GOAL OF THE EXERCISE
Please count the lines below that contain the string "north", matching case exactly, and reply with the number alone.

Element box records
....................

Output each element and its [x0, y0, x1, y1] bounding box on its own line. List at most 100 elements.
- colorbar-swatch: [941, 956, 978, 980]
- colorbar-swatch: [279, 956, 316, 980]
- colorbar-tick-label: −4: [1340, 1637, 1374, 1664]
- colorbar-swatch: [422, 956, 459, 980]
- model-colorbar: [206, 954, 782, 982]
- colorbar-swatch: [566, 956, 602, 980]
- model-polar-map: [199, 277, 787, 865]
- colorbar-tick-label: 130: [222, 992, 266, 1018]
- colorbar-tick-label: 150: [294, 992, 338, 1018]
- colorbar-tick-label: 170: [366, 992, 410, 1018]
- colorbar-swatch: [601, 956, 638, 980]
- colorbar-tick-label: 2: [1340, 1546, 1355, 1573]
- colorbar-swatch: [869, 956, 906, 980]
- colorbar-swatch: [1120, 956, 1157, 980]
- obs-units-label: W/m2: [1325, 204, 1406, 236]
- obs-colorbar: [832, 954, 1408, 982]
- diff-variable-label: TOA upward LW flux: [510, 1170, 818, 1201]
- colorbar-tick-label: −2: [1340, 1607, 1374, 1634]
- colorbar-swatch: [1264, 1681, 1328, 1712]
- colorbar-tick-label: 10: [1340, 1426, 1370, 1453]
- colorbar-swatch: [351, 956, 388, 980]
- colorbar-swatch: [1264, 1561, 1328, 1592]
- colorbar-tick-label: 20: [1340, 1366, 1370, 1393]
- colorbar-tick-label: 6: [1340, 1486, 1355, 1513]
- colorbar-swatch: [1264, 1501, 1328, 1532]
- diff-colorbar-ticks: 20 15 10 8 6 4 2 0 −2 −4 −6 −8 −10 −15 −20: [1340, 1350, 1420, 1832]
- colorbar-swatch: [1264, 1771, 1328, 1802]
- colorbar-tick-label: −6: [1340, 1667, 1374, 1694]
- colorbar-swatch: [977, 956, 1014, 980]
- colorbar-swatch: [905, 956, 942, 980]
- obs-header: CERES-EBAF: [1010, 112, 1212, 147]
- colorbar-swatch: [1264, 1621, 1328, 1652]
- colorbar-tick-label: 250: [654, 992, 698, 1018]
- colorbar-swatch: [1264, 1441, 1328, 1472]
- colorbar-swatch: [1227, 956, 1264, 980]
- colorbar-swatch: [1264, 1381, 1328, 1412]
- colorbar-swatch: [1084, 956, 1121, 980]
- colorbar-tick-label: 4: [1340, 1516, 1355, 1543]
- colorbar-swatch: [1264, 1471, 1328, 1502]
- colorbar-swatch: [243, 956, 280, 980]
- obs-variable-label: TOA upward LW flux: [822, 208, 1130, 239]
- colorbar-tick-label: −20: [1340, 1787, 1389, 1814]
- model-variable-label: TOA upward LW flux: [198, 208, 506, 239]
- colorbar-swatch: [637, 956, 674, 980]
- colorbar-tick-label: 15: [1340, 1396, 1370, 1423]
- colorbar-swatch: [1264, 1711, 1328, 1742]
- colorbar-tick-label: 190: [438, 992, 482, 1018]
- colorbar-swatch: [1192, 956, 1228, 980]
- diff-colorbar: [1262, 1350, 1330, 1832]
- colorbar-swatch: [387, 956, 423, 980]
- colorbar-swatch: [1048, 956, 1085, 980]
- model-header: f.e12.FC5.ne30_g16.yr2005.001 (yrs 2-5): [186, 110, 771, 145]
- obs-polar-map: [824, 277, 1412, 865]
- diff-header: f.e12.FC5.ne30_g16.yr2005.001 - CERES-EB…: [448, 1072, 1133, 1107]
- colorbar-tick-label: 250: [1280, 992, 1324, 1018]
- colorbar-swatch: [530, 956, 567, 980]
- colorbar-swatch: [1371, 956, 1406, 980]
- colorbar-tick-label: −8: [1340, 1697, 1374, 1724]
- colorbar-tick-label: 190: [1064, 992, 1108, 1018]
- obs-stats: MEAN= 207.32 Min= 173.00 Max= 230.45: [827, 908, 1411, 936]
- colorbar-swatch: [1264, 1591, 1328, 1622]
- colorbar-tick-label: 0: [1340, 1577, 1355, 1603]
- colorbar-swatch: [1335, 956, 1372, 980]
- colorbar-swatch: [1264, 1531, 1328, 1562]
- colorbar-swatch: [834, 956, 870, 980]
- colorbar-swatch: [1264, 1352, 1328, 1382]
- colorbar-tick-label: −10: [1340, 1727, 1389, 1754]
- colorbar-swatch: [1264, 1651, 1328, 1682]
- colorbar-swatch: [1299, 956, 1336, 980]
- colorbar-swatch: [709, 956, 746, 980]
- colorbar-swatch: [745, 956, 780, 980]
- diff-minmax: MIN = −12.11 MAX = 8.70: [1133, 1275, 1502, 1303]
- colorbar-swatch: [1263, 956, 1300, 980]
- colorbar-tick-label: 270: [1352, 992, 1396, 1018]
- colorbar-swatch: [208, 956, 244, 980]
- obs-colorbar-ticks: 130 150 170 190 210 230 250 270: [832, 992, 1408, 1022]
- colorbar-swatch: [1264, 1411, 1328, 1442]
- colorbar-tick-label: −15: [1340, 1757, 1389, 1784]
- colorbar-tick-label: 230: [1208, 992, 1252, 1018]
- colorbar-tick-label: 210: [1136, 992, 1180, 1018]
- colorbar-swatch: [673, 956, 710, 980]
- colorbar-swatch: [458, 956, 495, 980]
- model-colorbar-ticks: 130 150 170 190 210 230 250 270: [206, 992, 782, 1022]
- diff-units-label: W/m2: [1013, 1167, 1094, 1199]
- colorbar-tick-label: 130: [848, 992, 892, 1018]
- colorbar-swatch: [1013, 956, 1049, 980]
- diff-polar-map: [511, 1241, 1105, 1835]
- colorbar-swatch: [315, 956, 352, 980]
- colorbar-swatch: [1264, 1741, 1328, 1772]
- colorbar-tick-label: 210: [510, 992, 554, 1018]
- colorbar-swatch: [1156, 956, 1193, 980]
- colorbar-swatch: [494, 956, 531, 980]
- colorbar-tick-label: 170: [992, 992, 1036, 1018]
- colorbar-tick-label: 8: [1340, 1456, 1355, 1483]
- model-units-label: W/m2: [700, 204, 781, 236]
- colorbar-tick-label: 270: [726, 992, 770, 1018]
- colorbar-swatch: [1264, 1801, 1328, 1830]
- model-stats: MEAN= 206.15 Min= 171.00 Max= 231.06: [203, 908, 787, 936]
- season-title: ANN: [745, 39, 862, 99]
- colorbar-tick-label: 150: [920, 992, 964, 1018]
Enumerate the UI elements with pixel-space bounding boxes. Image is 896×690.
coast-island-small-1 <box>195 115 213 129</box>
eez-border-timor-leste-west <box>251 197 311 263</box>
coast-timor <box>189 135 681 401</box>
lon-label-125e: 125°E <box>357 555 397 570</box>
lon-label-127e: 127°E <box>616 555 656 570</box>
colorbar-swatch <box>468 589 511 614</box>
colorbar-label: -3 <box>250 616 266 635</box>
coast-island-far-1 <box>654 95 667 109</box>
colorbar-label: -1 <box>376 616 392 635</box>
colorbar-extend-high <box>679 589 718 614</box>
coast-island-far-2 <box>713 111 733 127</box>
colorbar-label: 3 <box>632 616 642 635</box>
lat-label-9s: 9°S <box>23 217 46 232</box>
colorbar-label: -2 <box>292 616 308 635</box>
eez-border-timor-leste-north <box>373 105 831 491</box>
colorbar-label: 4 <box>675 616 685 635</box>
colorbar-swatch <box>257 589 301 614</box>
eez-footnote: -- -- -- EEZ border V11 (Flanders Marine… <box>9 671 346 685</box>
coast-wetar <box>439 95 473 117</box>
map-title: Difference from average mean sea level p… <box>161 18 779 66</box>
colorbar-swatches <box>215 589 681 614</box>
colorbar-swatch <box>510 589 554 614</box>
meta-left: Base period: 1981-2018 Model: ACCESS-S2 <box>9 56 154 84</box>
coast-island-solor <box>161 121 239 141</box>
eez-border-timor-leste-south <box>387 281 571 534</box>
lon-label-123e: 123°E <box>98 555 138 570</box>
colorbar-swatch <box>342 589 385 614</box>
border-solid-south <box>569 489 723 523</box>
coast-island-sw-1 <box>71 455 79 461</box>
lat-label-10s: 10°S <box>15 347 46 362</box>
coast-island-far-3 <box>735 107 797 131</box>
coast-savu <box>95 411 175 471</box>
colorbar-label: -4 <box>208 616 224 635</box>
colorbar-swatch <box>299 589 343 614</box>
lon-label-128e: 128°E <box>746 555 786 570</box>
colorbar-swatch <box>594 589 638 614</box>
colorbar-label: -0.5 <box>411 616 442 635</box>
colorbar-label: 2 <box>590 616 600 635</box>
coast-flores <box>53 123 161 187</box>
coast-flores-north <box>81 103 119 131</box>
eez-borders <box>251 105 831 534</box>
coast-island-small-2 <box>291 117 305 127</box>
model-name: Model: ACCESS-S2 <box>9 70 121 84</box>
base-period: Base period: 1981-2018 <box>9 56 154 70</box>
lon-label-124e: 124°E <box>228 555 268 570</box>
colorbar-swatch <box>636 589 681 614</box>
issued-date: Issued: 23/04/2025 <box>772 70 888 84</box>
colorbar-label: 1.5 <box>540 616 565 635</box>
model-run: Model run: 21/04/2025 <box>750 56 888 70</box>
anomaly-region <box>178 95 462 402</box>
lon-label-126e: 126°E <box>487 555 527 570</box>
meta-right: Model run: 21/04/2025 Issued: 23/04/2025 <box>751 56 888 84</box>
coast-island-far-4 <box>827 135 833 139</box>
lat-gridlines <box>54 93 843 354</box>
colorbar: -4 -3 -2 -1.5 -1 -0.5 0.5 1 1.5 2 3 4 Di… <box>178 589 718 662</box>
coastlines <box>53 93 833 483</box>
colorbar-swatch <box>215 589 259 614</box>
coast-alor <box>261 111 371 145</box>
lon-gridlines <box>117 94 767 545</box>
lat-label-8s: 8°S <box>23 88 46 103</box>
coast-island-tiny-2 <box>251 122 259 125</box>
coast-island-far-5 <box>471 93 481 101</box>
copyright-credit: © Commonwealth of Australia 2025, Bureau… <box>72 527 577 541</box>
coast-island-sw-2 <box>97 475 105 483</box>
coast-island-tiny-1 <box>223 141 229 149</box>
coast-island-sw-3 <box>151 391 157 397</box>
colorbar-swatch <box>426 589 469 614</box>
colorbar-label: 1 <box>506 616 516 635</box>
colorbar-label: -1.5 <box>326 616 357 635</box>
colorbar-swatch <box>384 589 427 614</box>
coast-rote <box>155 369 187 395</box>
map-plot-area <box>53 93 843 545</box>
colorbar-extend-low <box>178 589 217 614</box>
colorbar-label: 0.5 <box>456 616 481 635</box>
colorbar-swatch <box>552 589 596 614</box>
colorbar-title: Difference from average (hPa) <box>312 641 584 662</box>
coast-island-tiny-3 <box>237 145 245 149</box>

....................

EXERCISE ANSWER
2